To keep up the pace with Moore’s law, manufacturing technology nodes keep decreasing so much so that new issues of reliability, crosstalk, glitches, electromigration, and IR drop aware timing closures have been driving the design implementation methodologies. The need to partition the SoCs into manageable block sizes to be handled by EDA tools, exploit the compute resources, runtimes, and integration of these blocks back into the full-chip is a gigantic task. There are many integration issues seen at full-chip even though the standalone blocks are clean.

In this article, we will focus on one such case study to understand and share our learning that how a simple straight forward-looking block closure becomes vulnerable at full-chip once they are integrated into the top level. We faced a scenario where our block-level internal and interface timing were closed for all blocks. However, when we integrated all the clean blocks at the top level, one of the blocks failed in internal timing. There was one internal timing path from REG to SRAM which had hold violation. It’s an interesting learning of debugging and fixing. This paper majorly focuses on WHAT, WHY, and HOW to describe the entire learning process.

Problem Statement

A standalone block with positive slack for internal REG to SRAM timing path fails to meet timing for the same path once the block is integrated at the full-chip. The path that was meeting by +7ps slack at block started violating at full-chip flat by -20ps slack.

Challenges

Our team was working on one of the multi-million gate SoCs and we had closed almost all the blocks in all metrics of physical verification and timing as well as reliability with acceptable quality.

- **The tasks**:
1) In the timing closure article, what slack did the REG to SRAM path show at the block level?
2) Please repeat the lines of the records starting at the line that contains "Patent image size: (867, 776)." and stopping after the line that contains "The projection 52 is at (532, 258).".
The records are unrelated to the timing closure article.

- **Data excerpts**:
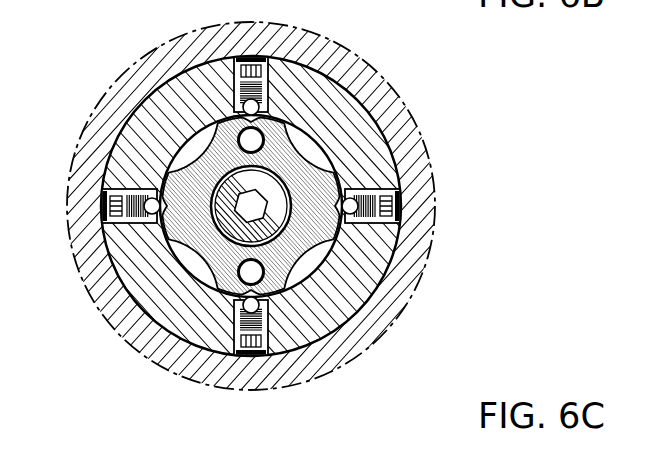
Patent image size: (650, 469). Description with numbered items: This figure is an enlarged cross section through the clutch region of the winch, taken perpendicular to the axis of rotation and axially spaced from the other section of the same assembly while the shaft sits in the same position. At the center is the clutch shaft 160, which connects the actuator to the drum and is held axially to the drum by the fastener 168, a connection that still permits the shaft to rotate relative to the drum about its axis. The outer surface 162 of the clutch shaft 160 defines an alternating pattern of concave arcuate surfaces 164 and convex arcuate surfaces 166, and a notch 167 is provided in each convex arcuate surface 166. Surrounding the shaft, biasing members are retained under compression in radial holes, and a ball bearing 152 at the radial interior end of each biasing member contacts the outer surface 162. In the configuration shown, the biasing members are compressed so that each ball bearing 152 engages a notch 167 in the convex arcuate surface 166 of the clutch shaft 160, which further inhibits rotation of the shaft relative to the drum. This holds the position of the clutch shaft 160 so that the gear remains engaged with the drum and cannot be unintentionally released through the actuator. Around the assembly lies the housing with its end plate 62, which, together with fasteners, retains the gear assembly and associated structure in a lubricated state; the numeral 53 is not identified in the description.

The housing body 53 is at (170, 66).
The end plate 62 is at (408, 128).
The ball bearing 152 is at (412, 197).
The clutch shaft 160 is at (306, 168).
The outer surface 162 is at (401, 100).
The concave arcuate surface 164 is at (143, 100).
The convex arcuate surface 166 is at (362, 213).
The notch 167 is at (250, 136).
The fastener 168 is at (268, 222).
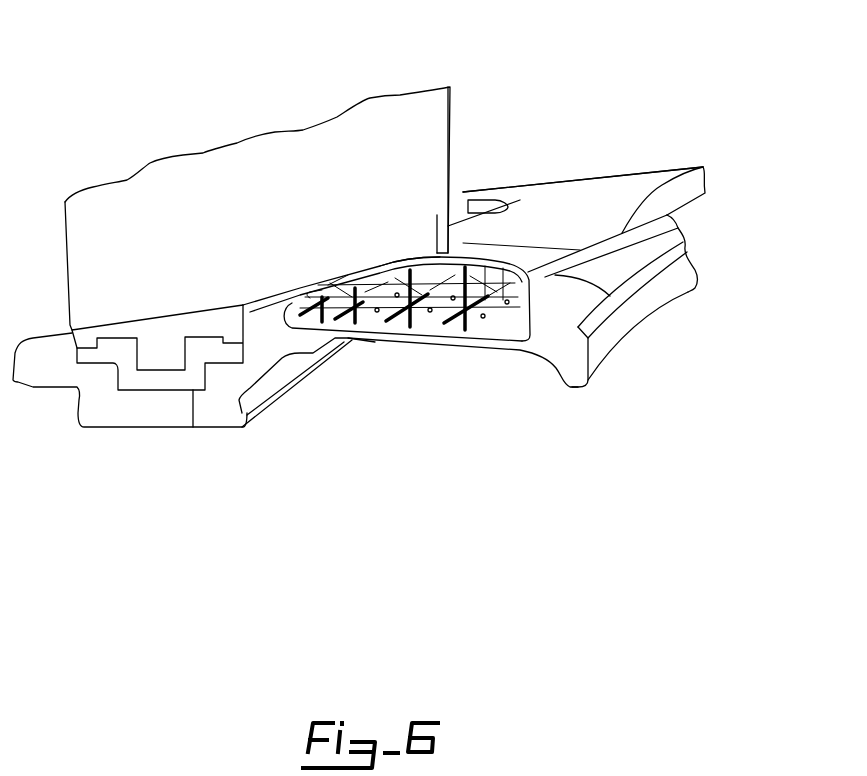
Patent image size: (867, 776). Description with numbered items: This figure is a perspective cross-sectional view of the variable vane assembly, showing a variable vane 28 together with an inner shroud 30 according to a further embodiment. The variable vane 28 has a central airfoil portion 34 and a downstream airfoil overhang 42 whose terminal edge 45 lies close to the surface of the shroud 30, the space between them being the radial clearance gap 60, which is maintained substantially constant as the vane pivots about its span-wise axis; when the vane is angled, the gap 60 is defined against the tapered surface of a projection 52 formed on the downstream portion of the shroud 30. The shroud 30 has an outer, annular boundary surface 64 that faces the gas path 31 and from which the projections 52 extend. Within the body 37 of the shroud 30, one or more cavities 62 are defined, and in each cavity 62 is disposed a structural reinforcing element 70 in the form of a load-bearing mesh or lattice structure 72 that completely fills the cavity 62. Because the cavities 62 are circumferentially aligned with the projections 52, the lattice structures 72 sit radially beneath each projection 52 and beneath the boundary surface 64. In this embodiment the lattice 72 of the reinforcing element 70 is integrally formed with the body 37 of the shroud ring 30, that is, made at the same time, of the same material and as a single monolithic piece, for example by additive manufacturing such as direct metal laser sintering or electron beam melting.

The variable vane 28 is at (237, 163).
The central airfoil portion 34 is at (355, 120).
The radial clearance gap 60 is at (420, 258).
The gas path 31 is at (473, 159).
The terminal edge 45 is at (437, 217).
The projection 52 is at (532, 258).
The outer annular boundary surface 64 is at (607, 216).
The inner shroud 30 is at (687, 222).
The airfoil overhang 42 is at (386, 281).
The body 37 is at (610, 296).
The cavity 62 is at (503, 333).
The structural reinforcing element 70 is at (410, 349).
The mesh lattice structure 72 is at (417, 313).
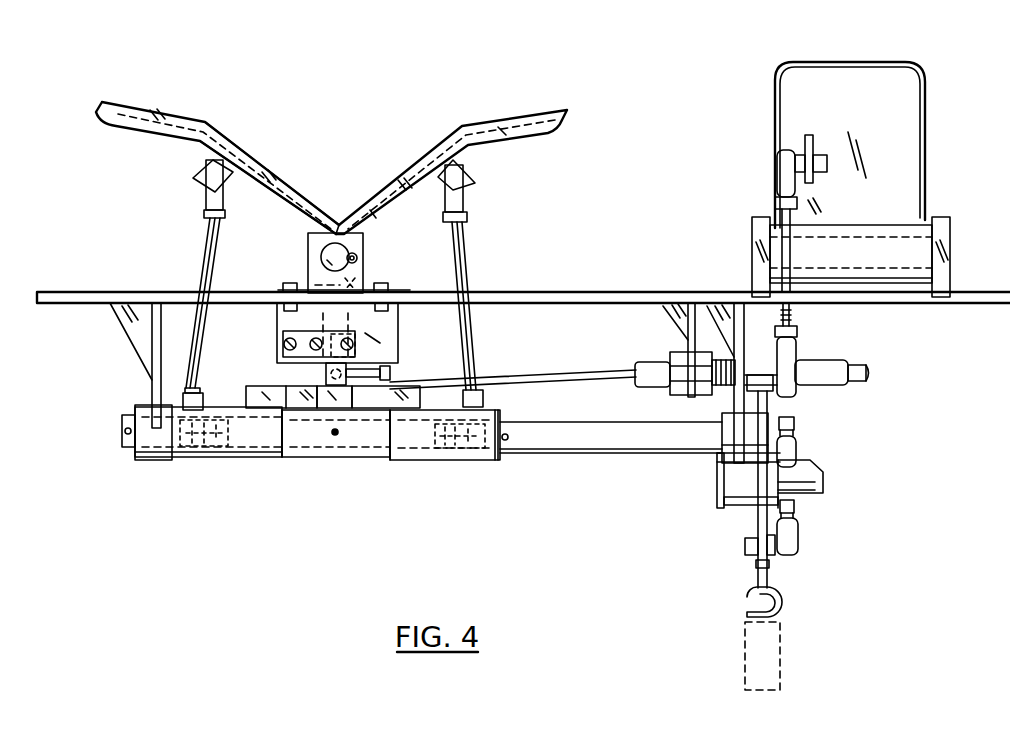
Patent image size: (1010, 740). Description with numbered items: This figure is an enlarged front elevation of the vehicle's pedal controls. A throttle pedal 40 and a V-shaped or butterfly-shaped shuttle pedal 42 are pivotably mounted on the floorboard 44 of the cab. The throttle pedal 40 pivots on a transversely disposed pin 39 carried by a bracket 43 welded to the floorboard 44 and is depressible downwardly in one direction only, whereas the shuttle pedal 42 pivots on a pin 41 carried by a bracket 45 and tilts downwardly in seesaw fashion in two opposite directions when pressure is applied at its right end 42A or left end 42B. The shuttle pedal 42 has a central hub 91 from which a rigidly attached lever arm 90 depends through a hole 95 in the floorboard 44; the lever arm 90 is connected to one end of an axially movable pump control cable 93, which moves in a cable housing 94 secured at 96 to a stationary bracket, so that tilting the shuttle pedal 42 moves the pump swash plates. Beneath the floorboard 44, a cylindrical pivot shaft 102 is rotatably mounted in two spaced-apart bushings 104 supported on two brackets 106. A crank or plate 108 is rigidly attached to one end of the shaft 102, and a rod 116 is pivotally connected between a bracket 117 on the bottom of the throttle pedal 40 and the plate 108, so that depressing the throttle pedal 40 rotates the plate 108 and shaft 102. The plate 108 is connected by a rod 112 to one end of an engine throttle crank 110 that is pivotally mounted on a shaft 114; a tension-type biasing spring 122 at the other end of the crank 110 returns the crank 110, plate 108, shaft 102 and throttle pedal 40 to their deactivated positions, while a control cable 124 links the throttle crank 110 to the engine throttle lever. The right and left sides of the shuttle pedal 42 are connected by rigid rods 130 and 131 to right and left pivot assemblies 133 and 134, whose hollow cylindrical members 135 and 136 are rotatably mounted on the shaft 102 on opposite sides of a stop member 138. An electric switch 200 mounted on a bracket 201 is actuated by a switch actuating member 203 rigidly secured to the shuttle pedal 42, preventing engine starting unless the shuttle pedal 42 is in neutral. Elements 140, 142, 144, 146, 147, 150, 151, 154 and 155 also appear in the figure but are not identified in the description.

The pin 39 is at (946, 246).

- **Responses by task**:
1) +7ps

2)
Patent image size: (867, 776). Description with numbered items: This figure is a perspective cross-sectional view of the variable vane assembly, showing a variable vane 28 together with an inner shroud 30 according to a further embodiment. The variable vane 28 has a central airfoil portion 34 and a downstream airfoil overhang 42 whose terminal edge 45 lies close to the surface of the shroud 30, the space between them being the radial clearance gap 60, which is maintained substantially constant as the vane pivots about its span-wise axis; when the vane is angled, the gap 60 is defined against the tapered surface of a projection 52 formed on the downstream portion of the shroud 30. The shroud 30 has an outer, annular boundary surface 64 that faces the gas path 31 and from which the projections 52 extend. Within the body 37 of the shroud 30, one or more cavities 62 are defined, and in each cavity 62 is disposed a structural reinforcing element 70 in the form of a load-bearing mesh or lattice structure 72 that completely fills the cavity 62. Because the cavities 62 are circumferentially aligned with the projections 52, the lattice structures 72 sit radially beneath each projection 52 and beneath the boundary surface 64. In this embodiment the lattice 72 of the reinforcing element 70 is integrally formed with the body 37 of the shroud ring 30, that is, made at the same time, of the same material and as a single monolithic piece, for example by additive manufacturing such as direct metal laser sintering or electron beam melting.

The variable vane 28 is at (237, 163).
The central airfoil portion 34 is at (355, 120).
The radial clearance gap 60 is at (420, 258).
The gas path 31 is at (473, 159).
The terminal edge 45 is at (437, 217).
The projection 52 is at (532, 258).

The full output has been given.